Stored items
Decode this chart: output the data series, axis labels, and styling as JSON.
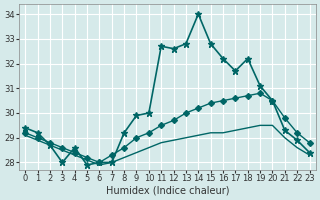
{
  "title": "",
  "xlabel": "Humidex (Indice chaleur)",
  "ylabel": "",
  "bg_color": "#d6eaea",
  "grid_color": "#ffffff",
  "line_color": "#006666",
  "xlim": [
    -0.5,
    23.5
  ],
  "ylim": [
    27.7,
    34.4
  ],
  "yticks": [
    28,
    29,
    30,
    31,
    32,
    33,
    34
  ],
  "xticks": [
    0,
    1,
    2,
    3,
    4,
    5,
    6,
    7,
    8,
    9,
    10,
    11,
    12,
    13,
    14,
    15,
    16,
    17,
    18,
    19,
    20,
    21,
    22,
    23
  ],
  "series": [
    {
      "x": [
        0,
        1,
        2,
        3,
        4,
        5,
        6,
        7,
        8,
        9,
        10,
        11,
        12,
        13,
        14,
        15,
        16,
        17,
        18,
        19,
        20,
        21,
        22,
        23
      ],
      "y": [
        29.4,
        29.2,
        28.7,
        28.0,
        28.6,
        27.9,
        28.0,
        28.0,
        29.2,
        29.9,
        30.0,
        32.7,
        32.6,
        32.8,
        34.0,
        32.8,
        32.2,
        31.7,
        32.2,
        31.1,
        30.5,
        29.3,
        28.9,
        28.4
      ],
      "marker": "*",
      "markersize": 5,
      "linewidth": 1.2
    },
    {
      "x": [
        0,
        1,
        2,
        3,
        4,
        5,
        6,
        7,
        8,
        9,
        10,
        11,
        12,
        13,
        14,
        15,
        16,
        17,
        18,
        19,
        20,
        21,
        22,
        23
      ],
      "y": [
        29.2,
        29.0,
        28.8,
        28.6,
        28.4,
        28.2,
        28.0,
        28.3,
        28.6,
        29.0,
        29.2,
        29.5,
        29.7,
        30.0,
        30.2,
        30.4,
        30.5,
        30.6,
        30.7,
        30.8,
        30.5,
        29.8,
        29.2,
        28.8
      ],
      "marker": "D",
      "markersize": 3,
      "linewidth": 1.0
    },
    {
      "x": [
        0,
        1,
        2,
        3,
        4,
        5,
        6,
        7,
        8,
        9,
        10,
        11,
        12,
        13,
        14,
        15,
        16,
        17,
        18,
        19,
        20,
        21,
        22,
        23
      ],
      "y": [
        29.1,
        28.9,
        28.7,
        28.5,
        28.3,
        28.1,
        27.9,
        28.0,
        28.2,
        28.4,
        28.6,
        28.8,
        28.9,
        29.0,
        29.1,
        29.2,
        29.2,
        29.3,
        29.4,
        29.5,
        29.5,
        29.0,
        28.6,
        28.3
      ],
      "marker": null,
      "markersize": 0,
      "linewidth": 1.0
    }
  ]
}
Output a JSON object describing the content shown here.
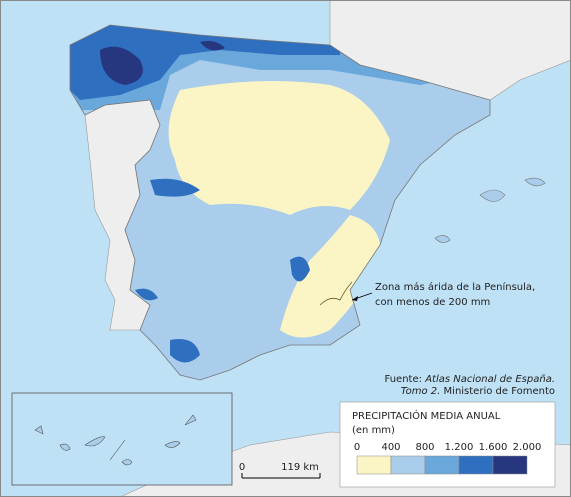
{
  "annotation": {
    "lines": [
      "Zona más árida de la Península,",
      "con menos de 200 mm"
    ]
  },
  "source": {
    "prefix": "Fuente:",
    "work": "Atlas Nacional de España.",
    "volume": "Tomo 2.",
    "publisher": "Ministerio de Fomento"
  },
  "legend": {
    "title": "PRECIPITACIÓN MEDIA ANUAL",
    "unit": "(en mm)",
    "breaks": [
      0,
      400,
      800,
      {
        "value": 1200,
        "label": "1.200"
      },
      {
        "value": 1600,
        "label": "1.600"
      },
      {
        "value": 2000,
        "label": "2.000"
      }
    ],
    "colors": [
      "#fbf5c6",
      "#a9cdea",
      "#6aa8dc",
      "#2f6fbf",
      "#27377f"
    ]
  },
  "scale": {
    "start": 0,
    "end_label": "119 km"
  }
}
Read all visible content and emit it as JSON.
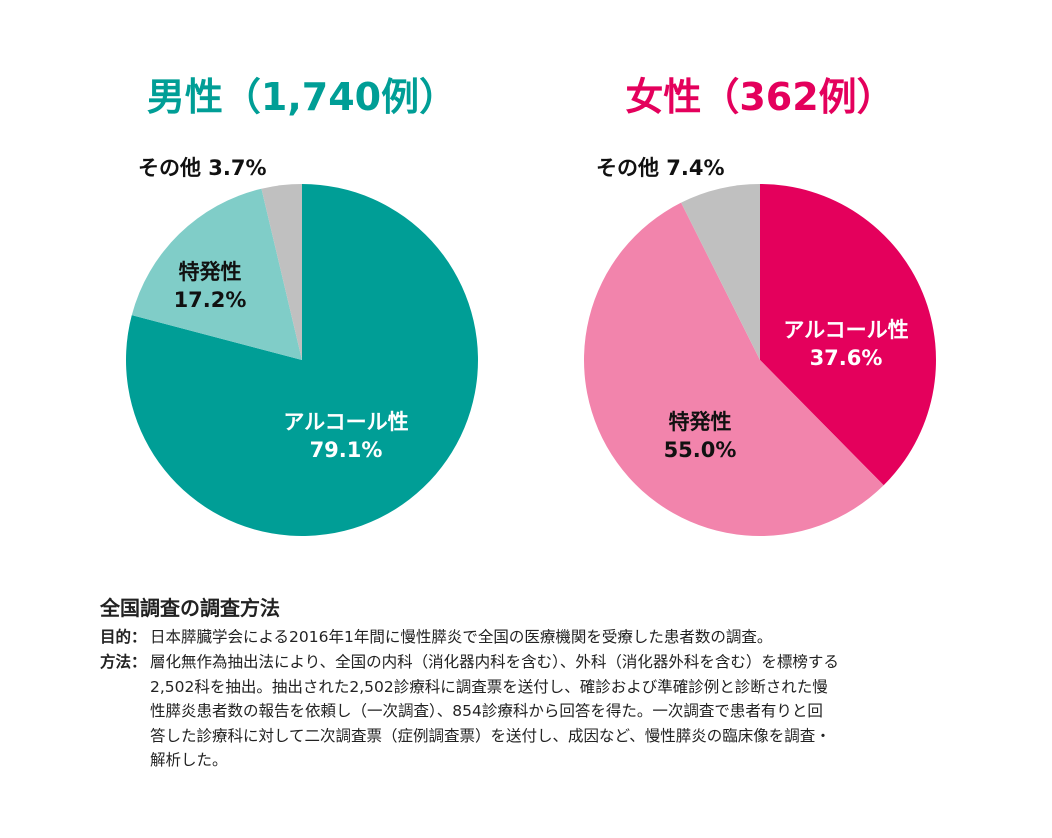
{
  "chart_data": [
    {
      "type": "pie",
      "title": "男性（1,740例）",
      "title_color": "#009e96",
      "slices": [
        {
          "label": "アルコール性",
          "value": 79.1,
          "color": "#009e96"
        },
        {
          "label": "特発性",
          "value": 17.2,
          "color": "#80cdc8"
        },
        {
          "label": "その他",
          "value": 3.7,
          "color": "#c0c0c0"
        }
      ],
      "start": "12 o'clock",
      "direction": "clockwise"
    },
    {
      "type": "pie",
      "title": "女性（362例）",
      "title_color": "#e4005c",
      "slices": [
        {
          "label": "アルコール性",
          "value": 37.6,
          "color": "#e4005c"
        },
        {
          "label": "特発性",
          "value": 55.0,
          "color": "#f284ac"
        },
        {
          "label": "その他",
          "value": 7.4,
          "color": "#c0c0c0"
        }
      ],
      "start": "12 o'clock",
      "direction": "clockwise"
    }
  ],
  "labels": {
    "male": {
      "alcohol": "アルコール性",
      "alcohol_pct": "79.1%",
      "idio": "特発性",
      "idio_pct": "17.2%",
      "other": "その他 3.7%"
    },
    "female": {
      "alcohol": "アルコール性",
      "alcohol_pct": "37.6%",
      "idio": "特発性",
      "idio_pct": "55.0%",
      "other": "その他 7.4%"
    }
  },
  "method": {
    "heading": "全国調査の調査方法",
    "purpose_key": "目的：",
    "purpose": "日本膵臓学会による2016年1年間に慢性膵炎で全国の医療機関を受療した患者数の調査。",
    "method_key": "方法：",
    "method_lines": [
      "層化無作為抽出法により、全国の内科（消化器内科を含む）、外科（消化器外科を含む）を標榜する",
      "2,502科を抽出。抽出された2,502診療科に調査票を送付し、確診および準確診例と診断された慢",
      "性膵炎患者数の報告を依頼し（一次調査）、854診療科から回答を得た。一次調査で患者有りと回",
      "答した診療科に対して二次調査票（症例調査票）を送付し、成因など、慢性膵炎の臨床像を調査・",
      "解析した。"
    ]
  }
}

▸ **Problem to solve**: Set down the records in full and exactly. Do not carry over any image.

▸ **Written answer**:
Decode this chart: output the data series, axis labels, and styling as JSON.
{
  "title": "",
  "xlabel": "Humidex (Indice chaleur)",
  "ylabel": "",
  "bg_color": "#d6eaea",
  "grid_color": "#ffffff",
  "line_color": "#006666",
  "xlim": [
    -0.5,
    23.5
  ],
  "ylim": [
    27.7,
    34.4
  ],
  "yticks": [
    28,
    29,
    30,
    31,
    32,
    33,
    34
  ],
  "xticks": [
    0,
    1,
    2,
    3,
    4,
    5,
    6,
    7,
    8,
    9,
    10,
    11,
    12,
    13,
    14,
    15,
    16,
    17,
    18,
    19,
    20,
    21,
    22,
    23
  ],
  "series": [
    {
      "x": [
        0,
        1,
        2,
        3,
        4,
        5,
        6,
        7,
        8,
        9,
        10,
        11,
        12,
        13,
        14,
        15,
        16,
        17,
        18,
        19,
        20,
        21,
        22,
        23
      ],
      "y": [
        29.4,
        29.2,
        28.7,
        28.0,
        28.6,
        27.9,
        28.0,
        28.0,
        29.2,
        29.9,
        30.0,
        32.7,
        32.6,
        32.8,
        34.0,
        32.8,
        32.2,
        31.7,
        32.2,
        31.1,
        30.5,
        29.3,
        28.9,
        28.4
      ],
      "marker": "*",
      "markersize": 5,
      "linewidth": 1.2
    },
    {
      "x": [
        0,
        1,
        2,
        3,
        4,
        5,
        6,
        7,
        8,
        9,
        10,
        11,
        12,
        13,
        14,
        15,
        16,
        17,
        18,
        19,
        20,
        21,
        22,
        23
      ],
      "y": [
        29.2,
        29.0,
        28.8,
        28.6,
        28.4,
        28.2,
        28.0,
        28.3,
        28.6,
        29.0,
        29.2,
        29.5,
        29.7,
        30.0,
        30.2,
        30.4,
        30.5,
        30.6,
        30.7,
        30.8,
        30.5,
        29.8,
        29.2,
        28.8
      ],
      "marker": "D",
      "markersize": 3,
      "linewidth": 1.0
    },
    {
      "x": [
        0,
        1,
        2,
        3,
        4,
        5,
        6,
        7,
        8,
        9,
        10,
        11,
        12,
        13,
        14,
        15,
        16,
        17,
        18,
        19,
        20,
        21,
        22,
        23
      ],
      "y": [
        29.1,
        28.9,
        28.7,
        28.5,
        28.3,
        28.1,
        27.9,
        28.0,
        28.2,
        28.4,
        28.6,
        28.8,
        28.9,
        29.0,
        29.1,
        29.2,
        29.2,
        29.3,
        29.4,
        29.5,
        29.5,
        29.0,
        28.6,
        28.3
      ],
      "marker": null,
      "markersize": 0,
      "linewidth": 1.0
    }
  ]
}
Output a JSON object describing the content shown here.
{
  "annotation": {
    "lines": [
      "Zona más árida de la Península,",
      "con menos de 200 mm"
    ]
  },
  "source": {
    "prefix": "Fuente:",
    "work": "Atlas Nacional de España.",
    "volume": "Tomo 2.",
    "publisher": "Ministerio de Fomento"
  },
  "legend": {
    "title": "PRECIPITACIÓN MEDIA ANUAL",
    "unit": "(en mm)",
    "breaks": [
      0,
      400,
      800,
      {
        "value": 1200,
        "label": "1.200"
      },
      {
        "value": 1600,
        "label": "1.600"
      },
      {
        "value": 2000,
        "label": "2.000"
      }
    ],
    "colors": [
      "#fbf5c6",
      "#a9cdea",
      "#6aa8dc",
      "#2f6fbf",
      "#27377f"
    ]
  },
  "scale": {
    "start": 0,
    "end_label": "119 km"
  }
}
Read all visible content and emit it as JSON.
{
  "chart_data": [
    {
      "type": "pie",
      "title": "男性（1,740例）",
      "title_color": "#009e96",
      "slices": [
        {
          "label": "アルコール性",
          "value": 79.1,
          "color": "#009e96"
        },
        {
          "label": "特発性",
          "value": 17.2,
          "color": "#80cdc8"
        },
        {
          "label": "その他",
          "value": 3.7,
          "color": "#c0c0c0"
        }
      ],
      "start": "12 o'clock",
      "direction": "clockwise"
    },
    {
      "type": "pie",
      "title": "女性（362例）",
      "title_color": "#e4005c",
      "slices": [
        {
          "label": "アルコール性",
          "value": 37.6,
          "color": "#e4005c"
        },
        {
          "label": "特発性",
          "value": 55.0,
          "color": "#f284ac"
        },
        {
          "label": "その他",
          "value": 7.4,
          "color": "#c0c0c0"
        }
      ],
      "start": "12 o'clock",
      "direction": "clockwise"
    }
  ],
  "labels": {
    "male": {
      "alcohol": "アルコール性",
      "alcohol_pct": "79.1%",
      "idio": "特発性",
      "idio_pct": "17.2%",
      "other": "その他 3.7%"
    },
    "female": {
      "alcohol": "アルコール性",
      "alcohol_pct": "37.6%",
      "idio": "特発性",
      "idio_pct": "55.0%",
      "other": "その他 7.4%"
    }
  },
  "method": {
    "heading": "全国調査の調査方法",
    "purpose_key": "目的：",
    "purpose": "日本膵臓学会による2016年1年間に慢性膵炎で全国の医療機関を受療した患者数の調査。",
    "method_key": "方法：",
    "method_lines": [
      "層化無作為抽出法により、全国の内科（消化器内科を含む）、外科（消化器外科を含む）を標榜する",
      "2,502科を抽出。抽出された2,502診療科に調査票を送付し、確診および準確診例と診断された慢",
      "性膵炎患者数の報告を依頼し（一次調査）、854診療科から回答を得た。一次調査で患者有りと回",
      "答した診療科に対して二次調査票（症例調査票）を送付し、成因など、慢性膵炎の臨床像を調査・",
      "解析した。"
    ]
  }
}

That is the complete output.